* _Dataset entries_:
▼▼▼
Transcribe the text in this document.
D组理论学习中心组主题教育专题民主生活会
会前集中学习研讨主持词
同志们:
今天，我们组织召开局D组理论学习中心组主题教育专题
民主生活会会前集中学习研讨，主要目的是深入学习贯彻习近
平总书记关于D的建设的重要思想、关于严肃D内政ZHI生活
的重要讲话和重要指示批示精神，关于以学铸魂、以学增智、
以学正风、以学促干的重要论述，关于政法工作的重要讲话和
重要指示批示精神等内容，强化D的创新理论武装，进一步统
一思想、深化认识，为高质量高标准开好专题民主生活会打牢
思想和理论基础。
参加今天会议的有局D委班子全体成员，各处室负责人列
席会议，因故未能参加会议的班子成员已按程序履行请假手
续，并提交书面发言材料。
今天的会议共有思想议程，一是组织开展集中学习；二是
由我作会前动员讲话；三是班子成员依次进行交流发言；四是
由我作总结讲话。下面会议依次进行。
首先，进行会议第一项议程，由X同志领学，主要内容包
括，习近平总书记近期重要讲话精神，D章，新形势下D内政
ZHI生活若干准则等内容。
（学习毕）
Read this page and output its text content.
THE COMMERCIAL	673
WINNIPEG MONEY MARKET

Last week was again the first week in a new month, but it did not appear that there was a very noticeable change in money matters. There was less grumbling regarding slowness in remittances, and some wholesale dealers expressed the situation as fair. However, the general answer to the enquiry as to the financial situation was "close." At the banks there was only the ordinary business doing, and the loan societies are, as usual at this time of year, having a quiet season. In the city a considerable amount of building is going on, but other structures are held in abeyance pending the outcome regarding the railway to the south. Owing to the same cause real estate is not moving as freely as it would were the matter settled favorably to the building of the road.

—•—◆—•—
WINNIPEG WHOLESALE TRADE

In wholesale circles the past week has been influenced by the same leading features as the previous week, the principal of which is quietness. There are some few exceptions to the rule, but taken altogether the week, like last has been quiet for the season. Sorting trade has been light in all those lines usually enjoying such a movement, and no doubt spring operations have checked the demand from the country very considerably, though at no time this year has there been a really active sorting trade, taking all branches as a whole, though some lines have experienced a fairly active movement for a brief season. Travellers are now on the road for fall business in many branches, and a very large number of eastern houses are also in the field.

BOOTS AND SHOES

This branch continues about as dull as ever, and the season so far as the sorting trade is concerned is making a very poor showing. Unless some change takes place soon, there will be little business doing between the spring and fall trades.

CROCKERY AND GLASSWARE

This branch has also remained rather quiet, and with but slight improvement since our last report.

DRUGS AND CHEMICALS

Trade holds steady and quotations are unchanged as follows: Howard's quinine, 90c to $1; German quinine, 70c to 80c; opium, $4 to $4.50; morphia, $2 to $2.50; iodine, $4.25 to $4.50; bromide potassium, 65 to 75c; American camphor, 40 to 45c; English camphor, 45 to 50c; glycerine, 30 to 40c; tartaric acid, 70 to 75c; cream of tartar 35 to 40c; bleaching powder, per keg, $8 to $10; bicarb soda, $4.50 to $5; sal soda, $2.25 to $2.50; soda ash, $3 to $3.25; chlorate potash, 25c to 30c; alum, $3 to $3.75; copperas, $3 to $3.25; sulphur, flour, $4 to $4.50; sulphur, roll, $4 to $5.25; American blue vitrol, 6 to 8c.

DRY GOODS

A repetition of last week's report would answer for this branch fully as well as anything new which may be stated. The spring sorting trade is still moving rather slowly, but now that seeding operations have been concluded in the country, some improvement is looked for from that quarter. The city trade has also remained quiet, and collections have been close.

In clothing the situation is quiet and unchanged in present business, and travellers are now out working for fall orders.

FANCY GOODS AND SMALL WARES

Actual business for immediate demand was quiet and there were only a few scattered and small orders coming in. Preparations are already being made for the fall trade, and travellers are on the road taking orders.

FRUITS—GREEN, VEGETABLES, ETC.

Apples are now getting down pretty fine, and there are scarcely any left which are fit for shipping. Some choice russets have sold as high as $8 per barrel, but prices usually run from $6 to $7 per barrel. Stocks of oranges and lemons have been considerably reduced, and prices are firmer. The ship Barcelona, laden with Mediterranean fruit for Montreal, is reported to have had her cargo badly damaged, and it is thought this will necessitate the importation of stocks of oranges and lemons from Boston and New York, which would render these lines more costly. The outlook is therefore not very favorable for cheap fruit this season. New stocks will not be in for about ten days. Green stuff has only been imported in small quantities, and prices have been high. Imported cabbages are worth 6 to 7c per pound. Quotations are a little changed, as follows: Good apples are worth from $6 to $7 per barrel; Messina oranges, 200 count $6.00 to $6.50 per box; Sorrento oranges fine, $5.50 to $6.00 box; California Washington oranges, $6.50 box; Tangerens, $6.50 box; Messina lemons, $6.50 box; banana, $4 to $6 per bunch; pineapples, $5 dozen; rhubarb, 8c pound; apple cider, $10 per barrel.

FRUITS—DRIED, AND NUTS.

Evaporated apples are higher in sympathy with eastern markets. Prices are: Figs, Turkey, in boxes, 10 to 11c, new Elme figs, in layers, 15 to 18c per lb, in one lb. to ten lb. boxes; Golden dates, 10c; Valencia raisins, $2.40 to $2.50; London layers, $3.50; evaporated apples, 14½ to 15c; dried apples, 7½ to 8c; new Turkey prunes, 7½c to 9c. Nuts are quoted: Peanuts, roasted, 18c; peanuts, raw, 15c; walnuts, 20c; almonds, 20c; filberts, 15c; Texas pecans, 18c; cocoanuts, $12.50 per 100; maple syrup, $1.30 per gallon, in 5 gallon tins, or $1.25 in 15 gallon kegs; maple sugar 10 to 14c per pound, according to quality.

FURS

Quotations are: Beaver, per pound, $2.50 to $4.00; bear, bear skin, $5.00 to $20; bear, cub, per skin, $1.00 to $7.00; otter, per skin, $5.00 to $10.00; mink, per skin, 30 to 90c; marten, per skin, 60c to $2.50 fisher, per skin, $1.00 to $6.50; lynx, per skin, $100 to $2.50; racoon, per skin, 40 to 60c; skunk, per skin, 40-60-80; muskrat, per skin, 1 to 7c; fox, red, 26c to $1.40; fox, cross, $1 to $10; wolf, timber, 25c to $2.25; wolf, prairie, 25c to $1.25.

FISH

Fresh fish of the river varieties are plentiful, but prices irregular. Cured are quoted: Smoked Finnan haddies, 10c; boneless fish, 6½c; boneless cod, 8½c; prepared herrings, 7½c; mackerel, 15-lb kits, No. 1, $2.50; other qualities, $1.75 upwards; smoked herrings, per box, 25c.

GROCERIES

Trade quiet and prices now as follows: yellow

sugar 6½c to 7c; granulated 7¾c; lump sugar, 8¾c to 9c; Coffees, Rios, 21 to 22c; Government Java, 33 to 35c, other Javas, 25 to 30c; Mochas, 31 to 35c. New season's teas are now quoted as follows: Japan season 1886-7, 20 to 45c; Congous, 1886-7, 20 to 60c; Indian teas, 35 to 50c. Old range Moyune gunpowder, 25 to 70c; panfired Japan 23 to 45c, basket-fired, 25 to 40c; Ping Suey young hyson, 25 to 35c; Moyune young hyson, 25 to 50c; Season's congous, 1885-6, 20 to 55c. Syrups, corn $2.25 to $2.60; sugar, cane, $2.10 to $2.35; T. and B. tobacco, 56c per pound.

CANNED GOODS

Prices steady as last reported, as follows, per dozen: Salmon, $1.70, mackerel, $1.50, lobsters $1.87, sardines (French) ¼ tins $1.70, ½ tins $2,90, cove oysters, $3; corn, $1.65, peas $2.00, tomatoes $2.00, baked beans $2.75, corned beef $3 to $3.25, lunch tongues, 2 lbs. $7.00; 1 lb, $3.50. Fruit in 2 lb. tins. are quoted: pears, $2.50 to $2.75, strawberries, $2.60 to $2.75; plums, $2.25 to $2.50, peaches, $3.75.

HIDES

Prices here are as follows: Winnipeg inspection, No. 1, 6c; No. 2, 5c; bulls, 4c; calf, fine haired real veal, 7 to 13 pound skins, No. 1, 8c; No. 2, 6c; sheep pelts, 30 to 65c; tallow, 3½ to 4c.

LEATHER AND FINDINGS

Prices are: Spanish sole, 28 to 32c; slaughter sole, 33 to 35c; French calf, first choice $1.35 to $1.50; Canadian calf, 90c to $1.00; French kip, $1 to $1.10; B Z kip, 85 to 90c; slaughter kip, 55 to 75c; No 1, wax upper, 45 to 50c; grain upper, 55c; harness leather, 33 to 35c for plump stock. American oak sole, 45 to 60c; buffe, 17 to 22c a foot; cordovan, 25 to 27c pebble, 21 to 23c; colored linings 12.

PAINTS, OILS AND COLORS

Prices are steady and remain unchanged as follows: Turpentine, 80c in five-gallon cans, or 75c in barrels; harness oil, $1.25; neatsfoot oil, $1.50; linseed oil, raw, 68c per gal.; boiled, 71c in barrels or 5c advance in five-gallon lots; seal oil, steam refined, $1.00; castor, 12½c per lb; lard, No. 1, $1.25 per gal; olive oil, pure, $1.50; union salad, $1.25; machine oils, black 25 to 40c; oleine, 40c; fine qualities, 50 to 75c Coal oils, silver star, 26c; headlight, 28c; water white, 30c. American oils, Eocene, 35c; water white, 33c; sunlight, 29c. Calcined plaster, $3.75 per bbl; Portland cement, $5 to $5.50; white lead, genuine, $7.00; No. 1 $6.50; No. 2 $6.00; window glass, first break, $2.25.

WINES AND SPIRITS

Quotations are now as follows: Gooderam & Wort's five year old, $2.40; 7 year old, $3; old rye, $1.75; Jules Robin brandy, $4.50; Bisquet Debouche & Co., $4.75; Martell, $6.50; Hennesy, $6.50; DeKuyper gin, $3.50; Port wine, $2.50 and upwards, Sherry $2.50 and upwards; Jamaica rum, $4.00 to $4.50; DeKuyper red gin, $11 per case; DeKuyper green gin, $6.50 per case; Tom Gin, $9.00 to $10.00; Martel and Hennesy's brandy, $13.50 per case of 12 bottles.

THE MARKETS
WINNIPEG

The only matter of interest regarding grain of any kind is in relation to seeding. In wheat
▲▲▲
* _What is required_: Scan the records for the string "orders". Copy each line in which it appears.

* _Exercise response_:
In clothing the situation is quiet and unchanged in present business, and travellers are now out working for fall orders.
Actual business for immediate demand was quiet and there were only a few scattered and small orders coming in. Preparations are already being made for the fall trade, and travellers are on the road taking orders.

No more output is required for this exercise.